§ Extrait
La seconde mesure importante de la loi «Egalim » prévoit l’interdiction de l’utilisation de contenants alimentaires de cuisson, de réchauffe et de service en plastique au 1er janvier 2025 (ou 2028 pour les collectivités de moins de 2 000 habitants). De surcroît, la loi «Climat et résilience » a rendu obligatoire la proposition d’un menu végétarien hebdomadaire dans les cantines, «avant même le terme de son expérimentation imposée par la loi Egalim, et sans évaluation de cette dernière », déplore Virginie Lanio, adjointe au maire de Meudon (92) et co-présidente du groupe de travail alimentation et restauration de l’AMF. Tout en instaurant une nouvelle expérimentation facultative sur un menu végétarien quotidien ! De son côté, la loi «Agec » du 10 février 2020 prévoit  des mesures pour lutter contre le gaspillage alimentaire et favoriser le don aux associations.

S’il y a consensus sur la volonté de proposer une alimentation plus saine et durable, les élus déplorent la fixation par le législateur d’objectifs très élevés dans des délais courts, sans tenir compte des difficultés pratiques (faiblesse de l’offre de produits répondant aux critères, difficultés d’approvisionnement, interrogation sur la viabilité des contenants alternatifs au plastique...), juridiques (traduction des nouvelles règles de composition des repas dans les cahiers des charges des marchés publics), financières auxquelles les collectivités se trouvent confrontées. Une enquête de l’AMF, réalisée en 2020 sur la restauration scolaire, a montré les difficultés rencontrées par les communes, surtout les plus petites, pour appliquer la loi «Egalim ».

§ Extraits de données
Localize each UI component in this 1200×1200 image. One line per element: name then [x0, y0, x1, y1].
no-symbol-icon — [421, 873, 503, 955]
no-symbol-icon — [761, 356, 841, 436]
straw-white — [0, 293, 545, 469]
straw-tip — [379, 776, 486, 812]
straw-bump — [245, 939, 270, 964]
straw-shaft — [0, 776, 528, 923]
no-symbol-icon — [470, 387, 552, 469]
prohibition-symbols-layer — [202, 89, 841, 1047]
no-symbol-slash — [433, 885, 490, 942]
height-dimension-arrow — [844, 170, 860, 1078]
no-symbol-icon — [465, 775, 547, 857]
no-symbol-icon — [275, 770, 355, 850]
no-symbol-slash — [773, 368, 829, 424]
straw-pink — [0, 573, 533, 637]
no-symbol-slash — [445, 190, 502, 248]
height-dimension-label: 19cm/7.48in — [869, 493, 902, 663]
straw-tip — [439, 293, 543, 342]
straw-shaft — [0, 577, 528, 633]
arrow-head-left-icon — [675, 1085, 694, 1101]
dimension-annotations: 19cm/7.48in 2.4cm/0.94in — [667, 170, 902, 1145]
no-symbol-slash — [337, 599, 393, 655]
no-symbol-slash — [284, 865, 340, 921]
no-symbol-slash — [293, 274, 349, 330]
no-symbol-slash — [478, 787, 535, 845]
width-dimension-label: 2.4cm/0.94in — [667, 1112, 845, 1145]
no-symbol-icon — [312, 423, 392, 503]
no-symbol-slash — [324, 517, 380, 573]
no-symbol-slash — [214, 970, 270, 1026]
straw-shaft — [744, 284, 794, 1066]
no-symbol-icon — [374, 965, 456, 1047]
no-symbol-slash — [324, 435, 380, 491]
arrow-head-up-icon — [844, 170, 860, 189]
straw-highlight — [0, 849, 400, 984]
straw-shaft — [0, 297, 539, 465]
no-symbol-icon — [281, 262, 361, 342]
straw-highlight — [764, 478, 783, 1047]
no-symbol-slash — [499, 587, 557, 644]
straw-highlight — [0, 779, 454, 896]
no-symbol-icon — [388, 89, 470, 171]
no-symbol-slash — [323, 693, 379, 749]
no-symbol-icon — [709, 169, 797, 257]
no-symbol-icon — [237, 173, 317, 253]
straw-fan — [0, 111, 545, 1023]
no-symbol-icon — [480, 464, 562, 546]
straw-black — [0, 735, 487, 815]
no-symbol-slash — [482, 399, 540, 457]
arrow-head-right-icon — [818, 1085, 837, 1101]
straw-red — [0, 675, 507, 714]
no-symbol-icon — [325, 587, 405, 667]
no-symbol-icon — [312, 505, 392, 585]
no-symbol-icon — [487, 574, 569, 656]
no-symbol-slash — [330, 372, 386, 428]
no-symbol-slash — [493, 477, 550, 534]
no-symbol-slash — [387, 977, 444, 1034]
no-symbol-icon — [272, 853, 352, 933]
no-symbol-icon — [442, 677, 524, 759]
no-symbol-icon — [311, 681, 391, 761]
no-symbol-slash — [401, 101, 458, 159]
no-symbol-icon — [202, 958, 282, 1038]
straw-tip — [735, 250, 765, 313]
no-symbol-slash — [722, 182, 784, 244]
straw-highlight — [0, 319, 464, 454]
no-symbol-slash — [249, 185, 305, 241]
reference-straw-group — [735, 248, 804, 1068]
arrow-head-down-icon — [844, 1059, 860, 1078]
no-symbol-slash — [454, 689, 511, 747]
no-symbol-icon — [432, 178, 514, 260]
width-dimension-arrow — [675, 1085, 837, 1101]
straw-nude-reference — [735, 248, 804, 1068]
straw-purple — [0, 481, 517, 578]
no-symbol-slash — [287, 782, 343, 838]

§ À faire
1. Répondez à ces questions d'après l'extrait :
(a) En quelle année l'interdiction des contenants en plastique s'applique-t-elle aux collectivités de moins de 2 000 habitants ?
(b) Quelle fonction Virginie Lanio exerce-t-elle à la mairie de Meudon ?
(c) En quelle année l'enquête de l'AMF sur la restauration scolaire a-t-elle été réalisée ?
2. Énumérez toutes les lois nommées dans l'extrait.
3. Recopiez fidèlement le passage de l'extrait qui va de « La seconde mesure » à « don aux associations. ».
Les lignes proviennent d'une autre source que l'extrait.

§ Réponses
1.
(a) En 2028.
(b) Elle est adjointe au maire.
(c) En 2020.

2. Egalim, Climat et résilience, Agec

3.
La seconde mesure importante de la loi «Egalim » prévoit l’interdiction de l’utilisation de contenants alimentaires de cuisson, de réchauffe et de service en plastique au 1er janvier 2025 (ou 2028 pour les collectivités de moins de 2 000 habitants). De surcroît, la loi «Climat et résilience » a rendu obligatoire la proposition d’un menu végétarien hebdomadaire dans les cantines, «avant même le terme de son expérimentation imposée par la loi Egalim, et sans évaluation de cette dernière », déplore Virginie Lanio, adjointe au maire de Meudon (92) et co-présidente du groupe de travail alimentation et restauration de l’AMF. Tout en instaurant une nouvelle expérimentation facultative sur un menu végétarien quotidien ! De son côté, la loi «Agec » du 10 février 2020 prévoit  des mesures pour lutter contre le gaspillage alimentaire et favoriser le don aux associations.